Data entries.

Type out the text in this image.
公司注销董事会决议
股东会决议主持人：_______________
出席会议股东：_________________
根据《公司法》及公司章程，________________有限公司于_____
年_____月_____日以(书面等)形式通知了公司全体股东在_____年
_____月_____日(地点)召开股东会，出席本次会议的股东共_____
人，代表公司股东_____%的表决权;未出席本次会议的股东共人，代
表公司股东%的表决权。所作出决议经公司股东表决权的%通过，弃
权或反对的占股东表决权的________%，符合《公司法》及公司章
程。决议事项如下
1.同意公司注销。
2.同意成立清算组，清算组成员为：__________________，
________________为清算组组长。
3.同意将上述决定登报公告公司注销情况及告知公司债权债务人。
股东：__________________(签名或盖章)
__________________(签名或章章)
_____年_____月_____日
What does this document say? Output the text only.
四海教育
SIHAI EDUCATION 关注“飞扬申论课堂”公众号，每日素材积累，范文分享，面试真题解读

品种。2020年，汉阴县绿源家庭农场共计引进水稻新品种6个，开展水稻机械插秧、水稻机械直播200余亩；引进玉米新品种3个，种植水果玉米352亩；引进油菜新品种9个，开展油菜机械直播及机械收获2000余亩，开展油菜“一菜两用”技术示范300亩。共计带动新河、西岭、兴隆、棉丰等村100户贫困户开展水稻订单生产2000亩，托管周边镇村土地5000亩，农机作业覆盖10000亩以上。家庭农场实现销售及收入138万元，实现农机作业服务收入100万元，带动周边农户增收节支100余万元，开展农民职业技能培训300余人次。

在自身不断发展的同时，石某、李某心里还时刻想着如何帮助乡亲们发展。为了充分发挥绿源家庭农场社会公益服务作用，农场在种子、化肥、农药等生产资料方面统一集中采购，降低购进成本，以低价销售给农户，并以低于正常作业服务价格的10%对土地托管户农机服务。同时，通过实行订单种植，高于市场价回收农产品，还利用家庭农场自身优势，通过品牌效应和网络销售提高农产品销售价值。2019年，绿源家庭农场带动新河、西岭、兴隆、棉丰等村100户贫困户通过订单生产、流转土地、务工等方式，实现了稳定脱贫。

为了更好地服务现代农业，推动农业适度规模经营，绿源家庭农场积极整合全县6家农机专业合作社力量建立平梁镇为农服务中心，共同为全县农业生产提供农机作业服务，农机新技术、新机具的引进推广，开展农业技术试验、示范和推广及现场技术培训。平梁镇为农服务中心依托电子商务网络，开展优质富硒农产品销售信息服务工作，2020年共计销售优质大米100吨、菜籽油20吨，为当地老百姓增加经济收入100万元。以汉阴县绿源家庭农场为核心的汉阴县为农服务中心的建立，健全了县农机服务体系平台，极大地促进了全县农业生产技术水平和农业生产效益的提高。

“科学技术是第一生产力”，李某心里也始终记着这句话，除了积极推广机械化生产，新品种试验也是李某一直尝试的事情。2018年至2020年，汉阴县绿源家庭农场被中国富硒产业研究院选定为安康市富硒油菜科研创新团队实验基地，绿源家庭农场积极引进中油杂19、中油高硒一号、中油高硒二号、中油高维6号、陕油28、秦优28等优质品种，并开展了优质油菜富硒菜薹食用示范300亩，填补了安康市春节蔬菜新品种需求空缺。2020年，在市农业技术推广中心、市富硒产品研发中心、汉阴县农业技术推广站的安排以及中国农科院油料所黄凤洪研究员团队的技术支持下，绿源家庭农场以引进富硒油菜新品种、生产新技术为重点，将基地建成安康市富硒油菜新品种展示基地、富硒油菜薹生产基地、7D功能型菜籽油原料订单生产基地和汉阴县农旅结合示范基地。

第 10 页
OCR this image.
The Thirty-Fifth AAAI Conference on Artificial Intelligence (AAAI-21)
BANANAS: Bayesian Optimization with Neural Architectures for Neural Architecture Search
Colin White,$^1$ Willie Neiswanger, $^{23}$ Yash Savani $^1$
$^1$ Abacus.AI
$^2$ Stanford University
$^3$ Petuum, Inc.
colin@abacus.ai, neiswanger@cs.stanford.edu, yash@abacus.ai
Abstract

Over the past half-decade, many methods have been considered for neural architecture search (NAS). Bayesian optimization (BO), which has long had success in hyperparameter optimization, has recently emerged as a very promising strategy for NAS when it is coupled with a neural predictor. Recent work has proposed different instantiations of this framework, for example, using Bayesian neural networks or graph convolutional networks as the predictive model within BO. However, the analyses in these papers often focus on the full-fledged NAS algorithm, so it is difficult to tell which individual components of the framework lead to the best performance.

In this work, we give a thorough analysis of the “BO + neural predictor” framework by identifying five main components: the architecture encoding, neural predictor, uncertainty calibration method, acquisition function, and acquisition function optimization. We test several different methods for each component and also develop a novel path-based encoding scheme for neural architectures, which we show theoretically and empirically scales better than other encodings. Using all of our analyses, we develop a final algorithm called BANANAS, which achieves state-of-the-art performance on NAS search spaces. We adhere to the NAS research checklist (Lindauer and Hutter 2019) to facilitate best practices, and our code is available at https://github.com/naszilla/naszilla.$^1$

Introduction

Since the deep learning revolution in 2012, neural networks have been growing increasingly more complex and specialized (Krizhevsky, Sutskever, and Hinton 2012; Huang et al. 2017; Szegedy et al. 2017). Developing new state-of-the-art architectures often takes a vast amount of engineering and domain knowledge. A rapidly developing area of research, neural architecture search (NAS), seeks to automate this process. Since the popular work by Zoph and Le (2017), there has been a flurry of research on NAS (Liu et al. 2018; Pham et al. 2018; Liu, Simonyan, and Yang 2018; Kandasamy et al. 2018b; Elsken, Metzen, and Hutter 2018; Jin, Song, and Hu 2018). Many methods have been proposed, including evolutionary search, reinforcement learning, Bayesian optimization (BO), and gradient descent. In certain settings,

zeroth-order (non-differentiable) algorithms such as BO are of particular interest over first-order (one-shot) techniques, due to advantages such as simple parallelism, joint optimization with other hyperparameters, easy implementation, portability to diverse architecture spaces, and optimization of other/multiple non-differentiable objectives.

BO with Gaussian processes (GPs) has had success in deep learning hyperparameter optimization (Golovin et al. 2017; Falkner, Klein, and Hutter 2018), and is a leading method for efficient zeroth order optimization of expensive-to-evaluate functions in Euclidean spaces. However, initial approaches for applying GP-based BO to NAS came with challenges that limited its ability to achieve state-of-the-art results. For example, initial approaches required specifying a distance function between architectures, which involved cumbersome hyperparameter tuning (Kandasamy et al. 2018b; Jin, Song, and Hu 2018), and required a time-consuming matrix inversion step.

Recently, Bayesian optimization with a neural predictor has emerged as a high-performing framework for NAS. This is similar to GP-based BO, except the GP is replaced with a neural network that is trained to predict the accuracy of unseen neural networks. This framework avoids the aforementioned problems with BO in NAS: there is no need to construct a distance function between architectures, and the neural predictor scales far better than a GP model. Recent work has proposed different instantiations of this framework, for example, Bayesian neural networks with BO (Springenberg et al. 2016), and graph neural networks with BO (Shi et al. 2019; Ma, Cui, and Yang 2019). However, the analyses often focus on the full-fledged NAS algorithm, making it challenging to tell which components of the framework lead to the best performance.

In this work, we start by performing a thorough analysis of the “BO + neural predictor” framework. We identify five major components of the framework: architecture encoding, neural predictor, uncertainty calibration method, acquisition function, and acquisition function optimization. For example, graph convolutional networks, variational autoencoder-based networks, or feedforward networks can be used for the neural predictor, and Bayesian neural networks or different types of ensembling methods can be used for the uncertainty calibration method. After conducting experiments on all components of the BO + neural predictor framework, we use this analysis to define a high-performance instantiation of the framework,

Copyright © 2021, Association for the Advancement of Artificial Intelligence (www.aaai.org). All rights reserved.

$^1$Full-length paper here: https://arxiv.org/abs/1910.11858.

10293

Do this. Output all of the material, please, exactly as it stands.

Task answer.
Type out the text in this image.
公司注销董事会决议
股东会决议主持人：_______________
出席会议股东：_________________
根据《公司法》及公司章程，________________有限公司于_____
年_____月_____日以(书面等)形式通知了公司全体股东在_____年
_____月_____日(地点)召开股东会，出席本次会议的股东共_____
人，代表公司股东_____%的表决权;未出席本次会议的股东共人，代
表公司股东%的表决权。所作出决议经公司股东表决权的%通过，弃
权或反对的占股东表决权的________%，符合《公司法》及公司章
程。决议事项如下
1.同意公司注销。
2.同意成立清算组，清算组成员为：__________________，
________________为清算组组长。
3.同意将上述决定登报公告公司注销情况及告知公司债权债务人。
股东：__________________(签名或盖章)
__________________(签名或章章)
_____年_____月_____日
What does this document say? Output the text only.
四海教育
SIHAI EDUCATION 关注“飞扬申论课堂”公众号，每日素材积累，范文分享，面试真题解读

品种。2020年，汉阴县绿源家庭农场共计引进水稻新品种6个，开展水稻机械插秧、水稻机械直播200余亩；引进玉米新品种3个，种植水果玉米352亩；引进油菜新品种9个，开展油菜机械直播及机械收获2000余亩，开展油菜“一菜两用”技术示范300亩。共计带动新河、西岭、兴隆、棉丰等村100户贫困户开展水稻订单生产2000亩，托管周边镇村土地5000亩，农机作业覆盖10000亩以上。家庭农场实现销售及收入138万元，实现农机作业服务收入100万元，带动周边农户增收节支100余万元，开展农民职业技能培训300余人次。

在自身不断发展的同时，石某、李某心里还时刻想着如何帮助乡亲们发展。为了充分发挥绿源家庭农场社会公益服务作用，农场在种子、化肥、农药等生产资料方面统一集中采购，降低购进成本，以低价销售给农户，并以低于正常作业服务价格的10%对土地托管户农机服务。同时，通过实行订单种植，高于市场价回收农产品，还利用家庭农场自身优势，通过品牌效应和网络销售提高农产品销售价值。2019年，绿源家庭农场带动新河、西岭、兴隆、棉丰等村100户贫困户通过订单生产、流转土地、务工等方式，实现了稳定脱贫。

为了更好地服务现代农业，推动农业适度规模经营，绿源家庭农场积极整合全县6家农机专业合作社力量建立平梁镇为农服务中心，共同为全县农业生产提供农机作业服务，农机新技术、新机具的引进推广，开展农业技术试验、示范和推广及现场技术培训。平梁镇为农服务中心依托电子商务网络，开展优质富硒农产品销售信息服务工作，2020年共计销售优质大米100吨、菜籽油20吨，为当地老百姓增加经济收入100万元。以汉阴县绿源家庭农场为核心的汉阴县为农服务中心的建立，健全了县农机服务体系平台，极大地促进了全县农业生产技术水平和农业生产效益的提高。

“科学技术是第一生产力”，李某心里也始终记着这句话，除了积极推广机械化生产，新品种试验也是李某一直尝试的事情。2018年至2020年，汉阴县绿源家庭农场被中国富硒产业研究院选定为安康市富硒油菜科研创新团队实验基地，绿源家庭农场积极引进中油杂19、中油高硒一号、中油高硒二号、中油高维6号、陕油28、秦优28等优质品种，并开展了优质油菜富硒菜薹食用示范300亩，填补了安康市春节蔬菜新品种需求空缺。2020年，在市农业技术推广中心、市富硒产品研发中心、汉阴县农业技术推广站的安排以及中国农科院油料所黄凤洪研究员团队的技术支持下，绿源家庭农场以引进富硒油菜新品种、生产新技术为重点，将基地建成安康市富硒油菜新品种展示基地、富硒油菜薹生产基地、7D功能型菜籽油原料订单生产基地和汉阴县农旅结合示范基地。

第 10 页
OCR this image.
The Thirty-Fifth AAAI Conference on Artificial Intelligence (AAAI-21)
BANANAS: Bayesian Optimization with Neural Architectures for Neural Architecture Search
Colin White,$^1$ Willie Neiswanger, $^{23}$ Yash Savani $^1$
$^1$ Abacus.AI
$^2$ Stanford University
$^3$ Petuum, Inc.
colin@abacus.ai, neiswanger@cs.stanford.edu, yash@abacus.ai
Abstract

Over the past half-decade, many methods have been considered for neural architecture search (NAS). Bayesian optimization (BO), which has long had success in hyperparameter optimization, has recently emerged as a very promising strategy for NAS when it is coupled with a neural predictor. Recent work has proposed different instantiations of this framework, for example, using Bayesian neural networks or graph convolutional networks as the predictive model within BO. However, the analyses in these papers often focus on the full-fledged NAS algorithm, so it is difficult to tell which individual components of the framework lead to the best performance.

In this work, we give a thorough analysis of the “BO + neural predictor” framework by identifying five main components: the architecture encoding, neural predictor, uncertainty calibration method, acquisition function, and acquisition function optimization. We test several different methods for each component and also develop a novel path-based encoding scheme for neural architectures, which we show theoretically and empirically scales better than other encodings. Using all of our analyses, we develop a final algorithm called BANANAS, which achieves state-of-the-art performance on NAS search spaces. We adhere to the NAS research checklist (Lindauer and Hutter 2019) to facilitate best practices, and our code is available at https://github.com/naszilla/naszilla.$^1$

Introduction

Since the deep learning revolution in 2012, neural networks have been growing increasingly more complex and specialized (Krizhevsky, Sutskever, and Hinton 2012; Huang et al. 2017; Szegedy et al. 2017). Developing new state-of-the-art architectures often takes a vast amount of engineering and domain knowledge. A rapidly developing area of research, neural architecture search (NAS), seeks to automate this process. Since the popular work by Zoph and Le (2017), there has been a flurry of research on NAS (Liu et al. 2018; Pham et al. 2018; Liu, Simonyan, and Yang 2018; Kandasamy et al. 2018b; Elsken, Metzen, and Hutter 2018; Jin, Song, and Hu 2018). Many methods have been proposed, including evolutionary search, reinforcement learning, Bayesian optimization (BO), and gradient descent. In certain settings,

zeroth-order (non-differentiable) algorithms such as BO are of particular interest over first-order (one-shot) techniques, due to advantages such as simple parallelism, joint optimization with other hyperparameters, easy implementation, portability to diverse architecture spaces, and optimization of other/multiple non-differentiable objectives.

BO with Gaussian processes (GPs) has had success in deep learning hyperparameter optimization (Golovin et al. 2017; Falkner, Klein, and Hutter 2018), and is a leading method for efficient zeroth order optimization of expensive-to-evaluate functions in Euclidean spaces. However, initial approaches for applying GP-based BO to NAS came with challenges that limited its ability to achieve state-of-the-art results. For example, initial approaches required specifying a distance function between architectures, which involved cumbersome hyperparameter tuning (Kandasamy et al. 2018b; Jin, Song, and Hu 2018), and required a time-consuming matrix inversion step.

Recently, Bayesian optimization with a neural predictor has emerged as a high-performing framework for NAS. This is similar to GP-based BO, except the GP is replaced with a neural network that is trained to predict the accuracy of unseen neural networks. This framework avoids the aforementioned problems with BO in NAS: there is no need to construct a distance function between architectures, and the neural predictor scales far better than a GP model. Recent work has proposed different instantiations of this framework, for example, Bayesian neural networks with BO (Springenberg et al. 2016), and graph neural networks with BO (Shi et al. 2019; Ma, Cui, and Yang 2019). However, the analyses often focus on the full-fledged NAS algorithm, making it challenging to tell which components of the framework lead to the best performance.

In this work, we start by performing a thorough analysis of the “BO + neural predictor” framework. We identify five major components of the framework: architecture encoding, neural predictor, uncertainty calibration method, acquisition function, and acquisition function optimization. For example, graph convolutional networks, variational autoencoder-based networks, or feedforward networks can be used for the neural predictor, and Bayesian neural networks or different types of ensembling methods can be used for the uncertainty calibration method. After conducting experiments on all components of the BO + neural predictor framework, we use this analysis to define a high-performance instantiation of the framework,

Copyright © 2021, Association for the Advancement of Artificial Intelligence (www.aaai.org). All rights reserved.

$^1$Full-length paper here: https://arxiv.org/abs/1910.11858.

10293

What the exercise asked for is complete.